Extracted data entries
• • •

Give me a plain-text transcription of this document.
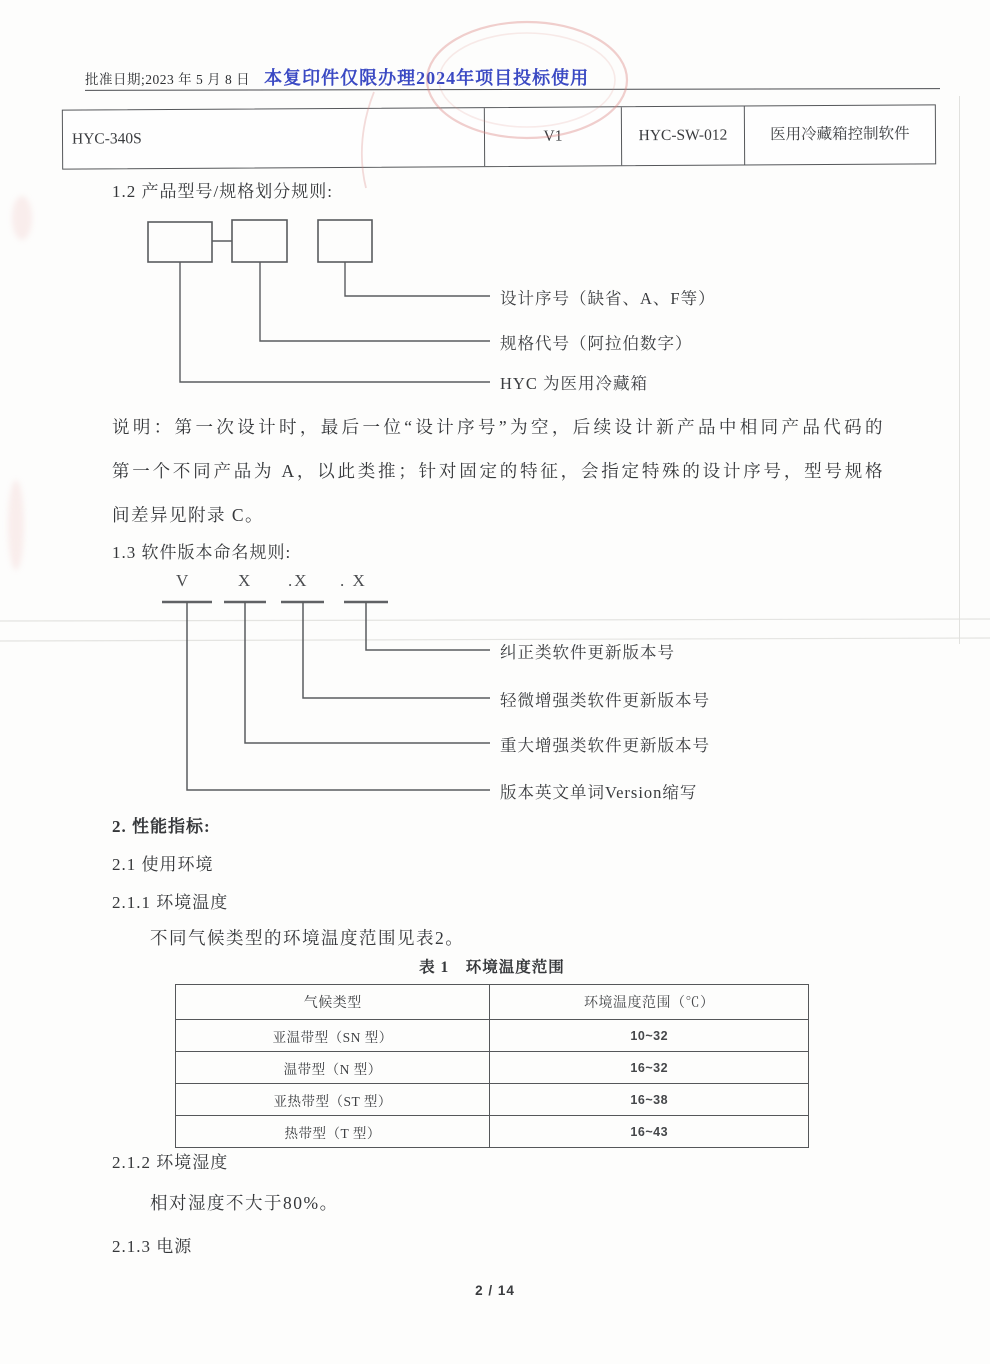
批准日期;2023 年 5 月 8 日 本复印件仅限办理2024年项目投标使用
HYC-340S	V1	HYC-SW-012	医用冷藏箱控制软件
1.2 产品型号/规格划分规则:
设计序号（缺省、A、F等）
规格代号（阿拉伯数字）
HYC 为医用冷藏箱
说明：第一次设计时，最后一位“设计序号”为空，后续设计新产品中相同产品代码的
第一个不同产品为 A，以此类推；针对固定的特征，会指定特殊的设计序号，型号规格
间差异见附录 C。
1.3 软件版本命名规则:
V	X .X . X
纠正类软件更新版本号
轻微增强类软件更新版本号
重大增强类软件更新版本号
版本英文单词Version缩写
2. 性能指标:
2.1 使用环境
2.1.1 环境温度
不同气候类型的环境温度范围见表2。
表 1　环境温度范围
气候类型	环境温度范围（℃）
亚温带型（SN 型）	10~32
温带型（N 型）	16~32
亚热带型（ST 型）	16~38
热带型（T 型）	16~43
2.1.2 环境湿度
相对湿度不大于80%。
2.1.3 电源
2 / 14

• • •

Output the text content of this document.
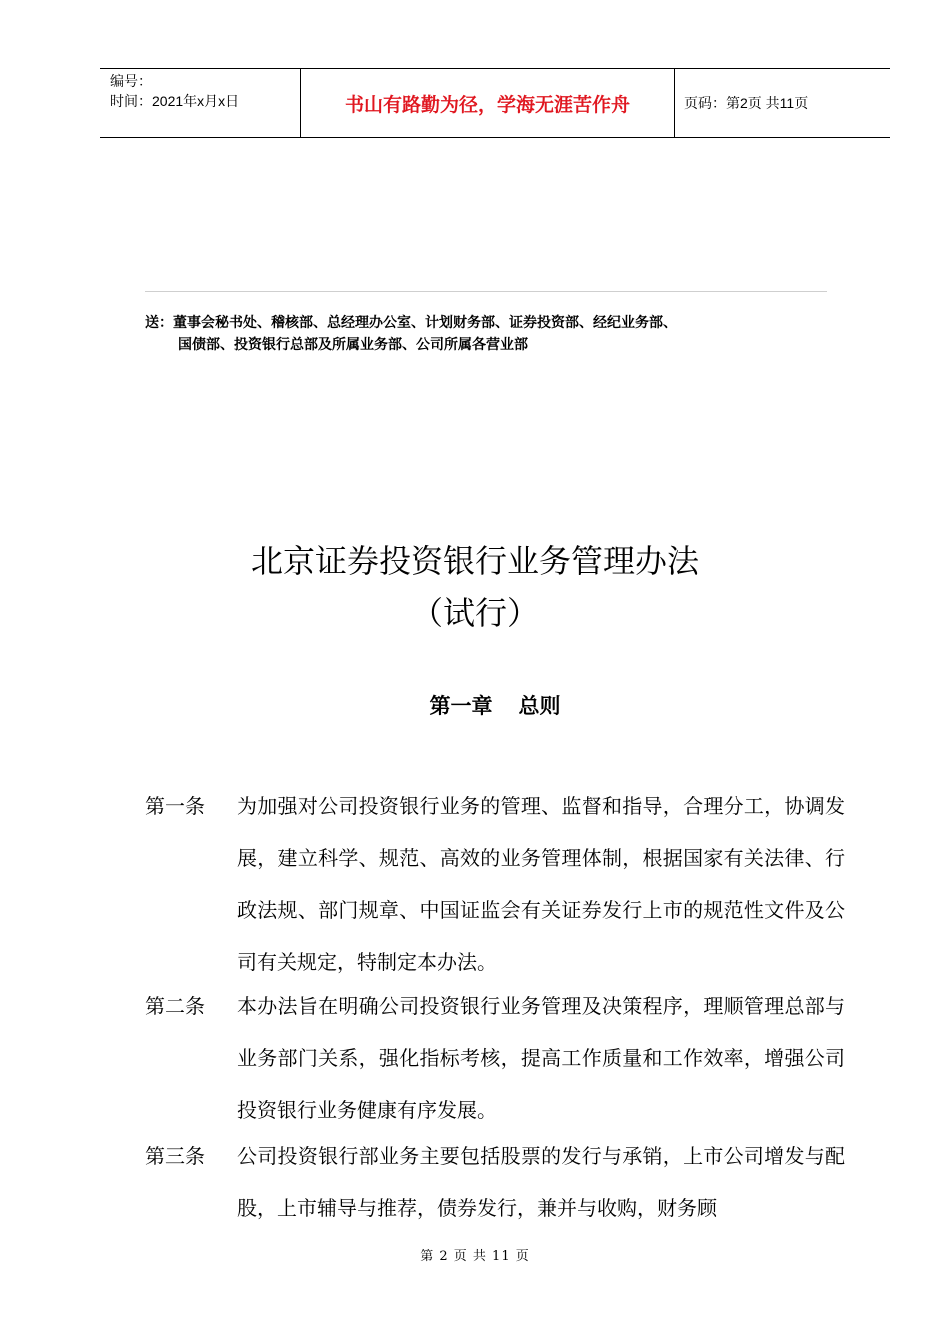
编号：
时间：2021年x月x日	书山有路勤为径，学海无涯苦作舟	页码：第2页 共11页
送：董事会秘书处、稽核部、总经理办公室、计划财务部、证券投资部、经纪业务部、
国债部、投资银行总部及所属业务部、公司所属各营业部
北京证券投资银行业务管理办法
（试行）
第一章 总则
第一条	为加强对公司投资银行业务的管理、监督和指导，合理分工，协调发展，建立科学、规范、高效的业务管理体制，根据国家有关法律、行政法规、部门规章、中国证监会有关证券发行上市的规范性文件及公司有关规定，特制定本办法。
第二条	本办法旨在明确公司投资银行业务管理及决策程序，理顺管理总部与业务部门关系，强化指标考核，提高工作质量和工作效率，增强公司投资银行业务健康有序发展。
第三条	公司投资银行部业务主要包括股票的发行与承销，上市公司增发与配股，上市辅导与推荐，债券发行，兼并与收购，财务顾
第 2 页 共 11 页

• • •

What you will do:
Go through the listing above and pull out each line containing the word "this".

Task result:
Give me a plain-text transcription of this document.
Output the text content of this document.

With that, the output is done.